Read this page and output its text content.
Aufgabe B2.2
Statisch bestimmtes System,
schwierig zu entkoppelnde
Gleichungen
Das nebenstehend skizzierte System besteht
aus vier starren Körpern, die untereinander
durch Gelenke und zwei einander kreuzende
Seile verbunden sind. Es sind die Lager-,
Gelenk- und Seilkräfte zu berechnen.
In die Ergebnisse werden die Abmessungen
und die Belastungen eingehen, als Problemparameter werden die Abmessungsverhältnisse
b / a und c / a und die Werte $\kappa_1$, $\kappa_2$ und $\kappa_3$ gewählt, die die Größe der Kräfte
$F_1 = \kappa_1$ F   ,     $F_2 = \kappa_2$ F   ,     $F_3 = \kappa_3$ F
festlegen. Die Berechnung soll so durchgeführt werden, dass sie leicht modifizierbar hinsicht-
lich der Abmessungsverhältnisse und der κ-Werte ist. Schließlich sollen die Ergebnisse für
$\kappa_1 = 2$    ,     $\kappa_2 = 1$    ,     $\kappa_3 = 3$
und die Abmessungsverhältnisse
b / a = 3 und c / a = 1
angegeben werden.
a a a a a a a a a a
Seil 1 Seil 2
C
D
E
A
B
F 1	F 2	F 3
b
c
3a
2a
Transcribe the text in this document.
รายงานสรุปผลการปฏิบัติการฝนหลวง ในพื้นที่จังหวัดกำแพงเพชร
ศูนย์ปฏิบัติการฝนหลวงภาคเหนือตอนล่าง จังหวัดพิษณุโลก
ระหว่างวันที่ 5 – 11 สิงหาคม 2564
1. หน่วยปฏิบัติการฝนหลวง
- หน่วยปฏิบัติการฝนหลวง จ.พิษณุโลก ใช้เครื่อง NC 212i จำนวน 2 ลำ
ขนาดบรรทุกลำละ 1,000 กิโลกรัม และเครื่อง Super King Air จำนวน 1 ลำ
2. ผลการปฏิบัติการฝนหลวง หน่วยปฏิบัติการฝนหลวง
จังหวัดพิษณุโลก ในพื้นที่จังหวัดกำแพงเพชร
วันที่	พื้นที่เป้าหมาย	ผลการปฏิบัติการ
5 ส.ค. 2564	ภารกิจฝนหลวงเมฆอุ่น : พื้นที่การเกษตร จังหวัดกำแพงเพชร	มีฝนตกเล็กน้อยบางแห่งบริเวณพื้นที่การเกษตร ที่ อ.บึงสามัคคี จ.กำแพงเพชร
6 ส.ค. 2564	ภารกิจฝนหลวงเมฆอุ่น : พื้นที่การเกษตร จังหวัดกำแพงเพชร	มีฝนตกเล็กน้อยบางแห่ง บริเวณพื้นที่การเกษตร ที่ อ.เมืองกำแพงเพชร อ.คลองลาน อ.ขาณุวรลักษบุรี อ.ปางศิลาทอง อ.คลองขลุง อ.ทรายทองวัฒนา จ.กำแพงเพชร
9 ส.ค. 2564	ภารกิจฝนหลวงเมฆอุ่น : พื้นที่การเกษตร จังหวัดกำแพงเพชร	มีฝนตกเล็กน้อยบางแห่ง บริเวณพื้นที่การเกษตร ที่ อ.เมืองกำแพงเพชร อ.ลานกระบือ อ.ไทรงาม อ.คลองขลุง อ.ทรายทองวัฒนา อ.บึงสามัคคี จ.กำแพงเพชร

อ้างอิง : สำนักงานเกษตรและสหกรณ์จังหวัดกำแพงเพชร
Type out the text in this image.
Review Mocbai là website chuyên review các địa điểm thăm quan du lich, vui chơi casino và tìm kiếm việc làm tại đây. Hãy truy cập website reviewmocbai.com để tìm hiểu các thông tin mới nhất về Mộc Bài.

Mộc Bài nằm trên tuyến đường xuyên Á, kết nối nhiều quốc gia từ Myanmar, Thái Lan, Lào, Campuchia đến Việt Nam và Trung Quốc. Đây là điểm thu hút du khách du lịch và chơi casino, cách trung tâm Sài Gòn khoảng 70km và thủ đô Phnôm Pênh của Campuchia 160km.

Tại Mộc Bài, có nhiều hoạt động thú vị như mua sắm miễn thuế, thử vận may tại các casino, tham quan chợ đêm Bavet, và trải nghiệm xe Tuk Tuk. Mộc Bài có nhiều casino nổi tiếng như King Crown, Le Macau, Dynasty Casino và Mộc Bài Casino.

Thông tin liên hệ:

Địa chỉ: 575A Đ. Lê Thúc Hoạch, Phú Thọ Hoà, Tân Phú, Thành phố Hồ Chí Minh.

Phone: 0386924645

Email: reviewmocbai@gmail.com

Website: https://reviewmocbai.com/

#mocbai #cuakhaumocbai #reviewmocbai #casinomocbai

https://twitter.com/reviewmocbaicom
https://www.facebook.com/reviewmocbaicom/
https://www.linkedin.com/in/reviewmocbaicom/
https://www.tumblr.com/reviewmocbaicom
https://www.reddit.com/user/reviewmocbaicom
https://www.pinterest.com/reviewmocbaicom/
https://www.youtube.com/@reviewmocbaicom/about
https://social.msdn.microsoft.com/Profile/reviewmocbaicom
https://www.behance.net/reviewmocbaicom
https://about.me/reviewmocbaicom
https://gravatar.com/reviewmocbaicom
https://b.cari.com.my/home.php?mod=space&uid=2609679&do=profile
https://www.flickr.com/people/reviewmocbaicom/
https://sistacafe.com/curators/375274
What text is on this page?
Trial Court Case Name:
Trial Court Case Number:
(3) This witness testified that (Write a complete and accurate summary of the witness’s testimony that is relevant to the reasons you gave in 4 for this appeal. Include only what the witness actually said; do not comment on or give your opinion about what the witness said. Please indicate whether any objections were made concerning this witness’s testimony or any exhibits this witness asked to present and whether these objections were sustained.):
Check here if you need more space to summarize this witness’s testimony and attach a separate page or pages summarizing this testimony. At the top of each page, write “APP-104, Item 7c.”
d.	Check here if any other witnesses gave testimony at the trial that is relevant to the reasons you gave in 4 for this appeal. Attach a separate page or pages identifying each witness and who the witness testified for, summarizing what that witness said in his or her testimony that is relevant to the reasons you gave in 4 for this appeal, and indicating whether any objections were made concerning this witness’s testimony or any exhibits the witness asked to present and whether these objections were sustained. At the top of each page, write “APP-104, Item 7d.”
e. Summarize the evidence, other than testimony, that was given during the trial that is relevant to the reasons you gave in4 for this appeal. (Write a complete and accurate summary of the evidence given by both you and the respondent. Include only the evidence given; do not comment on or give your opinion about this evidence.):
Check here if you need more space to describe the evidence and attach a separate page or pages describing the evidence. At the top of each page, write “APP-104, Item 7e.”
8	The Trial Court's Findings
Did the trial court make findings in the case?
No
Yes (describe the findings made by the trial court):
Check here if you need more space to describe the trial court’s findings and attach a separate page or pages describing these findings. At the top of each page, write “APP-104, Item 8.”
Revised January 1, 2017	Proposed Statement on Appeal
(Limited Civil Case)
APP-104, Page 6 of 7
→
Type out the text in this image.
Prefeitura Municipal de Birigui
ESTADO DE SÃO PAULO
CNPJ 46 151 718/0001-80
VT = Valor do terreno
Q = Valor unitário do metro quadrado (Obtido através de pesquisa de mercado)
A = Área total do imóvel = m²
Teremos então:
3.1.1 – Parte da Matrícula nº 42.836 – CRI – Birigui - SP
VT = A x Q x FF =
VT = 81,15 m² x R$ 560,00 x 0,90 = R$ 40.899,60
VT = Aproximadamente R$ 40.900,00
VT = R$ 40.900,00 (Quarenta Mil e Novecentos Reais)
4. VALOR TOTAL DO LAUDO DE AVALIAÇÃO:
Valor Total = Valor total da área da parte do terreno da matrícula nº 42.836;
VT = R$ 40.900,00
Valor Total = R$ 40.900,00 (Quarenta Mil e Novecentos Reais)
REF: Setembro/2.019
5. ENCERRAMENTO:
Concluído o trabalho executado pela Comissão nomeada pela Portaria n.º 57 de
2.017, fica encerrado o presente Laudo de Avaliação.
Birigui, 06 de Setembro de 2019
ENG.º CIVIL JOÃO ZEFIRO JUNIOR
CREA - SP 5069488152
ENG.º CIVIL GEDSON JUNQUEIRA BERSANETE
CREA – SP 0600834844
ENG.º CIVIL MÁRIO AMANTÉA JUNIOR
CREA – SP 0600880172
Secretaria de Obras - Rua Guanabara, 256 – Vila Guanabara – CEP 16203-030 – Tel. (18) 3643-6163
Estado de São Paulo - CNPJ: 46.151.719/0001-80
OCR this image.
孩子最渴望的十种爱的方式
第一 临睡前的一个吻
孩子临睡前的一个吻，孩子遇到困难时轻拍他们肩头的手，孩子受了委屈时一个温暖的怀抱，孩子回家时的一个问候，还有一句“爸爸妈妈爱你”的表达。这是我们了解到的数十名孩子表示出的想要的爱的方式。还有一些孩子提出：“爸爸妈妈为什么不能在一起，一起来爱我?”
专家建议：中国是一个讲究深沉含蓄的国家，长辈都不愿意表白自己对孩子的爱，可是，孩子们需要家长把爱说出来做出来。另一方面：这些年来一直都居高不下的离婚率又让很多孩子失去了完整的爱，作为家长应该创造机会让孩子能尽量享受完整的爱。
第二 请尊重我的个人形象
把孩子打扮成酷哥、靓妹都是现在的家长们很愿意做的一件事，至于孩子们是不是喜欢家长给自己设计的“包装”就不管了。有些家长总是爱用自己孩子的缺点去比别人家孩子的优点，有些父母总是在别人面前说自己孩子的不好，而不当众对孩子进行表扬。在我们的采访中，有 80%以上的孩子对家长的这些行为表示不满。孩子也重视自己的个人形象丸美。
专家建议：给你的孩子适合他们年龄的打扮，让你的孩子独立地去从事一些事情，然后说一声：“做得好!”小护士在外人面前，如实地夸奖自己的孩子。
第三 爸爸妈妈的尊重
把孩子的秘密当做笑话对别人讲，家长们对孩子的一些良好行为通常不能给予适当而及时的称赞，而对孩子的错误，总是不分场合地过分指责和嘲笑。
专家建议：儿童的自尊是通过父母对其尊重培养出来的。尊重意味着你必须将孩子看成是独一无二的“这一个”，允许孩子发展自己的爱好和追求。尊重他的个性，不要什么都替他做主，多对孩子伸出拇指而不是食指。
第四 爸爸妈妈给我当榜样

+++

(What to work on): Gather up the lines that contain the word "lich".

(Solution):
lich der Abmessungsverhältnisse und der κ-Werte ist. Schließlich sollen die Ergebnisse für
Review Mocbai là website chuyên review các địa điểm thăm quan du lich, vui chơi casino và tìm kiếm việc làm tại đây. Hãy truy cập website reviewmocbai.com để tìm hiểu các thông tin mới nhất về Mộc Bài.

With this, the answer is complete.